### [Short task]
Below is a listing. Gather each line of it that contains "Комитет".

### [Items listed in a dataset]
— start —
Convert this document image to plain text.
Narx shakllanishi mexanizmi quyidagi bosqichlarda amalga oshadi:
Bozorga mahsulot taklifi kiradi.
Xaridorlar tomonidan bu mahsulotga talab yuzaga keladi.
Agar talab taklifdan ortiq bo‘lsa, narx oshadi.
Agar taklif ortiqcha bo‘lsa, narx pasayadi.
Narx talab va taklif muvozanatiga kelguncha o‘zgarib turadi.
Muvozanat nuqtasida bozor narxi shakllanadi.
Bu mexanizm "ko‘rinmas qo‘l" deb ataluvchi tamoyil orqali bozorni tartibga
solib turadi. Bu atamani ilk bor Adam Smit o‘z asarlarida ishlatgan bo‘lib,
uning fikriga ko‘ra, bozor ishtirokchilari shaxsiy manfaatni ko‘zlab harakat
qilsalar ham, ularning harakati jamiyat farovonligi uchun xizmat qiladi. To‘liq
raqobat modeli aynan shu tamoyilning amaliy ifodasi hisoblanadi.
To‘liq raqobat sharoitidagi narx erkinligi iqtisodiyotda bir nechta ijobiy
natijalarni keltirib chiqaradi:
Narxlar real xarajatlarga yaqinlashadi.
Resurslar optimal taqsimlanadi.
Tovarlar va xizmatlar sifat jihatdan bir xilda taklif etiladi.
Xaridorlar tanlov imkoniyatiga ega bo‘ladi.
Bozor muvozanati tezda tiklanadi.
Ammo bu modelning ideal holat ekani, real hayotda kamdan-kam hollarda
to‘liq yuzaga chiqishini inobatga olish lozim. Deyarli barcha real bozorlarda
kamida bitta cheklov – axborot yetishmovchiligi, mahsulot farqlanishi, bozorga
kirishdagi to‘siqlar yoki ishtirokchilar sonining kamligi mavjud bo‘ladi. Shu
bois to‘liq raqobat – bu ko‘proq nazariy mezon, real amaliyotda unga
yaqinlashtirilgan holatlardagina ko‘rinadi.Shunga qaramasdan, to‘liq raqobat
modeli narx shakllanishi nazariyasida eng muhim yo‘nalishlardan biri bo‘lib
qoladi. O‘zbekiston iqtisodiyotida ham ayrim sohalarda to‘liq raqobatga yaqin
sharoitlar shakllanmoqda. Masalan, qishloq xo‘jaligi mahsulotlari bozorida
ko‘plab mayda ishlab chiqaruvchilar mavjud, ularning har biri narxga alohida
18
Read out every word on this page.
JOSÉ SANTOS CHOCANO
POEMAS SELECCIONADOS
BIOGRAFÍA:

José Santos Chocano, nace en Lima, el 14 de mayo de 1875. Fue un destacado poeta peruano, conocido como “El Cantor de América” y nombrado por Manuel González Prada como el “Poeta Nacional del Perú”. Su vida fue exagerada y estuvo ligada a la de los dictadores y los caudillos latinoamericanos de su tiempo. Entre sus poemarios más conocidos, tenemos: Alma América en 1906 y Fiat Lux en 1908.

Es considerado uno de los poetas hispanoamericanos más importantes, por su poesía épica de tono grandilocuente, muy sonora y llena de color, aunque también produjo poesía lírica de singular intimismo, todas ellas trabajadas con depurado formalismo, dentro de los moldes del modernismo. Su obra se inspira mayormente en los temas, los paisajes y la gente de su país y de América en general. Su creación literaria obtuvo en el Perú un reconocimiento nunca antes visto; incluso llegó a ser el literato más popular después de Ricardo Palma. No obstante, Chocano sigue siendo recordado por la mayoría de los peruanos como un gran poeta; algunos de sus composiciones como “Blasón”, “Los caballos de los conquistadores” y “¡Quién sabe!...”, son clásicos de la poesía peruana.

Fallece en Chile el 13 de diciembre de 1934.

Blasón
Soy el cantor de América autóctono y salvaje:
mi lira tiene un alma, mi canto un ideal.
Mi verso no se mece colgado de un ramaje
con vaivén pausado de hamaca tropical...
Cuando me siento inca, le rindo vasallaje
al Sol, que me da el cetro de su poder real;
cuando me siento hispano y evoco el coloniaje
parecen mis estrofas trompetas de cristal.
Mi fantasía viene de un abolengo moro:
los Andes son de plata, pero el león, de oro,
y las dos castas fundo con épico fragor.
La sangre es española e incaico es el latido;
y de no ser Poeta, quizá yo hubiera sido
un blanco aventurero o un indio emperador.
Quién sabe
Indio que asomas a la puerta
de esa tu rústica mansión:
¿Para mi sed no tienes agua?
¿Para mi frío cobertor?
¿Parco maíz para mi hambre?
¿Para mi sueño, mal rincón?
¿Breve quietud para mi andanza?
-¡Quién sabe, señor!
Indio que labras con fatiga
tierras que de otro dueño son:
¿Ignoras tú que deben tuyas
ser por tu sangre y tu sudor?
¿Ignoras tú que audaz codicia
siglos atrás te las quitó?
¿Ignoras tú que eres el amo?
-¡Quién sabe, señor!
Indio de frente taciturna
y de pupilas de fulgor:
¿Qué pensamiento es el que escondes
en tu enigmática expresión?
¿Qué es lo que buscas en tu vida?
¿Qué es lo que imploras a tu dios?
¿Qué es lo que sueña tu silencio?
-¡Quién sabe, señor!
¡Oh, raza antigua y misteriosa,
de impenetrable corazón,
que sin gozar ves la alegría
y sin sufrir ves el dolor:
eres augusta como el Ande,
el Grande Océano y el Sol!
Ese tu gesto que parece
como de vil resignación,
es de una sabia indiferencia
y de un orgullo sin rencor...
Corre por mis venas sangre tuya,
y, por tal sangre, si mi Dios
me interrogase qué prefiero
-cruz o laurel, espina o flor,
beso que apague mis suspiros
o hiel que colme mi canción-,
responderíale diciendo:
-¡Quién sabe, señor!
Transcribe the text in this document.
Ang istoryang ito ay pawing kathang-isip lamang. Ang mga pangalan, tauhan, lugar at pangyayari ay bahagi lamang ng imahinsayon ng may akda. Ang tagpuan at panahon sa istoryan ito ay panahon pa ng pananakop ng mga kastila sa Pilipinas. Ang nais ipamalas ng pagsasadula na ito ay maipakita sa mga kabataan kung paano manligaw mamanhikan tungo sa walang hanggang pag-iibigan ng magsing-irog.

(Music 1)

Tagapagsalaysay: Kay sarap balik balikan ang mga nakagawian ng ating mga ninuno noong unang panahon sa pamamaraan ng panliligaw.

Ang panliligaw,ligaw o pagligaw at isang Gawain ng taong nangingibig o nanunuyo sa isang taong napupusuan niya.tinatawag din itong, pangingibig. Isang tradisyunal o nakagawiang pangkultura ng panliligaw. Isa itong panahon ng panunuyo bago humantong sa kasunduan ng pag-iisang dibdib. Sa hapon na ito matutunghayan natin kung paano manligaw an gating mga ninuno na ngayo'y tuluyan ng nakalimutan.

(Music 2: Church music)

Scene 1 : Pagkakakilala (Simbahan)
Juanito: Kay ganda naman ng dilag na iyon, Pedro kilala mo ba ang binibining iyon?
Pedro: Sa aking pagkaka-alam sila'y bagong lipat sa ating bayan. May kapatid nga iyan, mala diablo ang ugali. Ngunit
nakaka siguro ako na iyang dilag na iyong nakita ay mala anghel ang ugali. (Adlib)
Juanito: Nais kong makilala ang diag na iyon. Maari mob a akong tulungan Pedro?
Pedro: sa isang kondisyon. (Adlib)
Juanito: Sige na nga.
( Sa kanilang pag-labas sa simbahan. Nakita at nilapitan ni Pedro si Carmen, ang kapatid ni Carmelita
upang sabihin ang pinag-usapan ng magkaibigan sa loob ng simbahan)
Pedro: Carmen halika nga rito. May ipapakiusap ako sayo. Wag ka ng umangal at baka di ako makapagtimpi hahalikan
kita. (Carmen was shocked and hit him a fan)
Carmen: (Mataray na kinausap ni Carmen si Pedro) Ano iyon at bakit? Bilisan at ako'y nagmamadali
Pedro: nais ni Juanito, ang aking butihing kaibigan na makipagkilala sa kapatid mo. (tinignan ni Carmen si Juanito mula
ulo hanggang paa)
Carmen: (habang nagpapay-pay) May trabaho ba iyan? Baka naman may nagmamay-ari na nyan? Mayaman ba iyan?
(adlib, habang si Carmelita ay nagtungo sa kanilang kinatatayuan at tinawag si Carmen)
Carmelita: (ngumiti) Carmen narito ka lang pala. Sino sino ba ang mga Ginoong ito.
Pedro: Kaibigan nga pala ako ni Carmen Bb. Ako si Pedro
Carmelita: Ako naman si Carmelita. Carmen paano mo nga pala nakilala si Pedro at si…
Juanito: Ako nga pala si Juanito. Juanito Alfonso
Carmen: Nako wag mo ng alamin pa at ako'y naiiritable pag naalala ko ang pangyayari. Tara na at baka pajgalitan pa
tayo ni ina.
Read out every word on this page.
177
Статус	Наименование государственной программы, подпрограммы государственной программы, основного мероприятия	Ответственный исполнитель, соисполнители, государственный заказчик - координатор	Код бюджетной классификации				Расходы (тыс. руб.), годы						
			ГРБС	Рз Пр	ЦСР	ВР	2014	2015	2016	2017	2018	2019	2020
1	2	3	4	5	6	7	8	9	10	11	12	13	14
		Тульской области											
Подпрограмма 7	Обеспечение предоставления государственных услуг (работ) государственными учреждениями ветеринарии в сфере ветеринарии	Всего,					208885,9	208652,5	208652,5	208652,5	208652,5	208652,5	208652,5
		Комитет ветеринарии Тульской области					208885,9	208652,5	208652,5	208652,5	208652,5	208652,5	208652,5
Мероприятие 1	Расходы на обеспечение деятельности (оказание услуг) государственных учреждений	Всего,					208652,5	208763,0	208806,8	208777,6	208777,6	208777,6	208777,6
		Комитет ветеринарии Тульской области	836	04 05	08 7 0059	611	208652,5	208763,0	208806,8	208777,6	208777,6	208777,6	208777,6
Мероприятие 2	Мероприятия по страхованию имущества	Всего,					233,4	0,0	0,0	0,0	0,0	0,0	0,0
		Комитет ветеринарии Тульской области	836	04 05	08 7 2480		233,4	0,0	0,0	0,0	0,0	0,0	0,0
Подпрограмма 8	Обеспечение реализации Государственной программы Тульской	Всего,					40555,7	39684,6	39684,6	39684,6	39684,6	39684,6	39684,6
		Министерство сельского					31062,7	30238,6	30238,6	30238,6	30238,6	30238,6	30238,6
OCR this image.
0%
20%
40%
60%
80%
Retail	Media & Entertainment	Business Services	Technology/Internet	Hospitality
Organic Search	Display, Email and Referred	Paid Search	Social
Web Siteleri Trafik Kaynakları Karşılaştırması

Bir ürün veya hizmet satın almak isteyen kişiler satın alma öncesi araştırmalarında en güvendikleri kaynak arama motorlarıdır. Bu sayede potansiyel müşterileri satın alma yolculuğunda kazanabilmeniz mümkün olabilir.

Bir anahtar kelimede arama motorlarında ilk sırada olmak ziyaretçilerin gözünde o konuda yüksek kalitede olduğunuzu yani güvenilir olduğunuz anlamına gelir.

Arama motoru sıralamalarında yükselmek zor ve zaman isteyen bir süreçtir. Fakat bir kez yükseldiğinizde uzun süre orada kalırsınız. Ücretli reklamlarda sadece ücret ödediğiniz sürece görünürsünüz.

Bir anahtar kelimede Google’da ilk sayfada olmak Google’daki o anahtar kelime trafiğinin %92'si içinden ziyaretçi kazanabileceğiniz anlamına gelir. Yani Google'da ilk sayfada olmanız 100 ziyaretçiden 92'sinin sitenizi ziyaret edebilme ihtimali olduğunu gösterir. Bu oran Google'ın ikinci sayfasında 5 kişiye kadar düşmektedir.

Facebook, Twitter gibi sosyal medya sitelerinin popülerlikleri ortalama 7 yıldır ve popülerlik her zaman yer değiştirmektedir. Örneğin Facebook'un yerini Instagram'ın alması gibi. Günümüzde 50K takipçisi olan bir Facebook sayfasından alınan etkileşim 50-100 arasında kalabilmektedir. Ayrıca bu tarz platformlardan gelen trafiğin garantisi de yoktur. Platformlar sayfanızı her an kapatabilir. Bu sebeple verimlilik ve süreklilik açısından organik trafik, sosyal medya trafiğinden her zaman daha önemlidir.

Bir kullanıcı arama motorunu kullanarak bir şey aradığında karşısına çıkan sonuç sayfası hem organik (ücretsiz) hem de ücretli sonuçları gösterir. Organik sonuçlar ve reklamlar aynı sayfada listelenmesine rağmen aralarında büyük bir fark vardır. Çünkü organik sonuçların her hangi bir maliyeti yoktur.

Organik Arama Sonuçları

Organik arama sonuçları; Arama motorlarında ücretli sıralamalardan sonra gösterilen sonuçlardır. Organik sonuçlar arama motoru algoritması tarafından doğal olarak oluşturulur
— end —
### [Written solution]
		Комитет ветеринарии Тульской области					208885,9	208652,5	208652,5	208652,5	208652,5	208652,5	208652,5
		Комитет ветеринарии Тульской области	836	04 05	08 7 0059	611	208652,5	208763,0	208806,8	208777,6	208777,6	208777,6	208777,6
		Комитет ветеринарии Тульской области	836	04 05	08 7 2480		233,4	0,0	0,0	0,0	0,0	0,0	0,0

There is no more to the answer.